Stored data entries
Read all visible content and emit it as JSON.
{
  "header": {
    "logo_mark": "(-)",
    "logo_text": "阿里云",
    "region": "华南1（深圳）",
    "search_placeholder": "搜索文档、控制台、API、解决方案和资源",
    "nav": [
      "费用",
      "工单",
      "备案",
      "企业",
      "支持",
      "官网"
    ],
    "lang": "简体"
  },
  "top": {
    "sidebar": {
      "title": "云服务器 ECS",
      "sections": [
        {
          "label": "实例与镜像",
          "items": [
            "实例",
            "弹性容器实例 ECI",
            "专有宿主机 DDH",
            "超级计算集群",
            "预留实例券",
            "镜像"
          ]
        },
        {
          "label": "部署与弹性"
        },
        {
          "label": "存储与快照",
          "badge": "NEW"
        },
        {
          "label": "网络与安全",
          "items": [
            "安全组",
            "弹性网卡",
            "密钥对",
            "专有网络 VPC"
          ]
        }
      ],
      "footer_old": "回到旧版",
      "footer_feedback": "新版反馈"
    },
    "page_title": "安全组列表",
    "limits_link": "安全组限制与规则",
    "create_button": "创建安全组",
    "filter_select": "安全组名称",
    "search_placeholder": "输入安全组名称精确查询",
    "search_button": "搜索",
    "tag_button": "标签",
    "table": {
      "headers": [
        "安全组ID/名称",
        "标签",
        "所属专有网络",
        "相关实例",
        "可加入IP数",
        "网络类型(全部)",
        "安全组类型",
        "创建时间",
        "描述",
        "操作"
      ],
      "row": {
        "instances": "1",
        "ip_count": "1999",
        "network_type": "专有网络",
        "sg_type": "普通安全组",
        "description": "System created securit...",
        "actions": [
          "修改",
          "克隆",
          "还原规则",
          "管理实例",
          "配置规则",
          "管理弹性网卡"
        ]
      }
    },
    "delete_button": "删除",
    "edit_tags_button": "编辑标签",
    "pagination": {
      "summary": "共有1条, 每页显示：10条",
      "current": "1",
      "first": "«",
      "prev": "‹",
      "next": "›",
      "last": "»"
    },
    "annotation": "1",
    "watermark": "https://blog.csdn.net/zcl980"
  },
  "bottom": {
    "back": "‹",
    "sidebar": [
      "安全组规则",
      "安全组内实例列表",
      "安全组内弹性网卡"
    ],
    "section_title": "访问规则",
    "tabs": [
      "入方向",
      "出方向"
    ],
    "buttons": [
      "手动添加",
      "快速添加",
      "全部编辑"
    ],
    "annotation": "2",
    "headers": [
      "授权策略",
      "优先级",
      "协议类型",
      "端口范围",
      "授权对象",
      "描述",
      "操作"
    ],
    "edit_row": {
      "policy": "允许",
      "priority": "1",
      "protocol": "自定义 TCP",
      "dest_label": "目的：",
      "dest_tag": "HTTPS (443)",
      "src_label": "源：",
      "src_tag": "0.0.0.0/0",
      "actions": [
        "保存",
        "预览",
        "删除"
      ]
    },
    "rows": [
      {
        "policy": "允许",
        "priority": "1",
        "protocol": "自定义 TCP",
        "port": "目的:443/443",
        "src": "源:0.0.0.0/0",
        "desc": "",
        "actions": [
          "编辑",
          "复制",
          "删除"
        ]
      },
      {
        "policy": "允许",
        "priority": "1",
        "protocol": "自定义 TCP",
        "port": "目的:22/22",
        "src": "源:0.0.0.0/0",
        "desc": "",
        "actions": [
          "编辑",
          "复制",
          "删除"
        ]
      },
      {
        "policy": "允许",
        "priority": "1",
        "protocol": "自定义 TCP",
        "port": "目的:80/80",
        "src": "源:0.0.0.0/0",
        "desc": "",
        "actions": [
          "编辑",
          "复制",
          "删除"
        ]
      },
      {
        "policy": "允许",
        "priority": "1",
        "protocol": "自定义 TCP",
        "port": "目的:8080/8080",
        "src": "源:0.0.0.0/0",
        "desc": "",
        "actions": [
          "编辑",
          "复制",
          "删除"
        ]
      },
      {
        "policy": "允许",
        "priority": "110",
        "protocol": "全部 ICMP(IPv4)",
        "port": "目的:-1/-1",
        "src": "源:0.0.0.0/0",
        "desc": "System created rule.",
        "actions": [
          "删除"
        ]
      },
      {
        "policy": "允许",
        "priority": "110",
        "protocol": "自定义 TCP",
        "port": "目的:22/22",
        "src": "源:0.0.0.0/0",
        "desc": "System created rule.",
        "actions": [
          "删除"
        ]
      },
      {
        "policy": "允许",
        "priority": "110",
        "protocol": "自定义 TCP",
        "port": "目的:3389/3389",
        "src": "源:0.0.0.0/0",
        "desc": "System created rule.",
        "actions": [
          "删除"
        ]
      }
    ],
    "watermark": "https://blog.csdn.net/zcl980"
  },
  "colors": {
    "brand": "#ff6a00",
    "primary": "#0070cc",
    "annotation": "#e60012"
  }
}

- _Prompt_:
Reproduce each line of the material above precisely.

- _Response to this exercise_:
Read all visible content and emit it as JSON.
{
  "header": {
    "logo_mark": "(-)",
    "logo_text": "阿里云",
    "region": "华南1（深圳）",
    "search_placeholder": "搜索文档、控制台、API、解决方案和资源",
    "nav": [
      "费用",
      "工单",
      "备案",
      "企业",
      "支持",
      "官网"
    ],
    "lang": "简体"
  },
  "top": {
    "sidebar": {
      "title": "云服务器 ECS",
      "sections": [
        {
          "label": "实例与镜像",
          "items": [
            "实例",
            "弹性容器实例 ECI",
            "专有宿主机 DDH",
            "超级计算集群",
            "预留实例券",
            "镜像"
          ]
        },
        {
          "label": "部署与弹性"
        },
        {
          "label": "存储与快照",
          "badge": "NEW"
        },
        {
          "label": "网络与安全",
          "items": [
            "安全组",
            "弹性网卡",
            "密钥对",
            "专有网络 VPC"
          ]
        }
      ],
      "footer_old": "回到旧版",
      "footer_feedback": "新版反馈"
    },
    "page_title": "安全组列表",
    "limits_link": "安全组限制与规则",
    "create_button": "创建安全组",
    "filter_select": "安全组名称",
    "search_placeholder": "输入安全组名称精确查询",
    "search_button": "搜索",
    "tag_button": "标签",
    "table": {
      "headers": [
        "安全组ID/名称",
        "标签",
        "所属专有网络",
        "相关实例",
        "可加入IP数",
        "网络类型(全部)",
        "安全组类型",
        "创建时间",
        "描述",
        "操作"
      ],
      "row": {
        "instances": "1",
        "ip_count": "1999",
        "network_type": "专有网络",
        "sg_type": "普通安全组",
        "description": "System created securit...",
        "actions": [
          "修改",
          "克隆",
          "还原规则",
          "管理实例",
          "配置规则",
          "管理弹性网卡"
        ]
      }
    },
    "delete_button": "删除",
    "edit_tags_button": "编辑标签",
    "pagination": {
      "summary": "共有1条, 每页显示：10条",
      "current": "1",
      "first": "«",
      "prev": "‹",
      "next": "›",
      "last": "»"
    },
    "annotation": "1",
    "watermark": "https://blog.csdn.net/zcl980"
  },
  "bottom": {
    "back": "‹",
    "sidebar": [
      "安全组规则",
      "安全组内实例列表",
      "安全组内弹性网卡"
    ],
    "section_title": "访问规则",
    "tabs": [
      "入方向",
      "出方向"
    ],
    "buttons": [
      "手动添加",
      "快速添加",
      "全部编辑"
    ],
    "annotation": "2",
    "headers": [
      "授权策略",
      "优先级",
      "协议类型",
      "端口范围",
      "授权对象",
      "描述",
      "操作"
    ],
    "edit_row": {
      "policy": "允许",
      "priority": "1",
      "protocol": "自定义 TCP",
      "dest_label": "目的：",
      "dest_tag": "HTTPS (443)",
      "src_label": "源：",
      "src_tag": "0.0.0.0/0",
      "actions": [
        "保存",
        "预览",
        "删除"
      ]
    },
    "rows": [
      {
        "policy": "允许",
        "priority": "1",
        "protocol": "自定义 TCP",
        "port": "目的:443/443",
        "src": "源:0.0.0.0/0",
        "desc": "",
        "actions": [
          "编辑",
          "复制",
          "删除"
        ]
      },
      {
        "policy": "允许",
        "priority": "1",
        "protocol": "自定义 TCP",
        "port": "目的:22/22",
        "src": "源:0.0.0.0/0",
        "desc": "",
        "actions": [
          "编辑",
          "复制",
          "删除"
        ]
      },
      {
        "policy": "允许",
        "priority": "1",
        "protocol": "自定义 TCP",
        "port": "目的:80/80",
        "src": "源:0.0.0.0/0",
        "desc": "",
        "actions": [
          "编辑",
          "复制",
          "删除"
        ]
      },
      {
        "policy": "允许",
        "priority": "1",
        "protocol": "自定义 TCP",
        "port": "目的:8080/8080",
        "src": "源:0.0.0.0/0",
        "desc": "",
        "actions": [
          "编辑",
          "复制",
          "删除"
        ]
      },
      {
        "policy": "允许",
        "priority": "110",
        "protocol": "全部 ICMP(IPv4)",
        "port": "目的:-1/-1",
        "src": "源:0.0.0.0/0",
        "desc": "System created rule.",
        "actions": [
          "删除"
        ]
      },
      {
        "policy": "允许",
        "priority": "110",
        "protocol": "自定义 TCP",
        "port": "目的:22/22",
        "src": "源:0.0.0.0/0",
        "desc": "System created rule.",
        "actions": [
          "删除"
        ]
      },
      {
        "policy": "允许",
        "priority": "110",
        "protocol": "自定义 TCP",
        "port": "目的:3389/3389",
        "src": "源:0.0.0.0/0",
        "desc": "System created rule.",
        "actions": [
          "删除"
        ]
      }
    ],
    "watermark": "https://blog.csdn.net/zcl980"
  },
  "colors": {
    "brand": "#ff6a00",
    "primary": "#0070cc",
    "annotation": "#e60012"
  }
}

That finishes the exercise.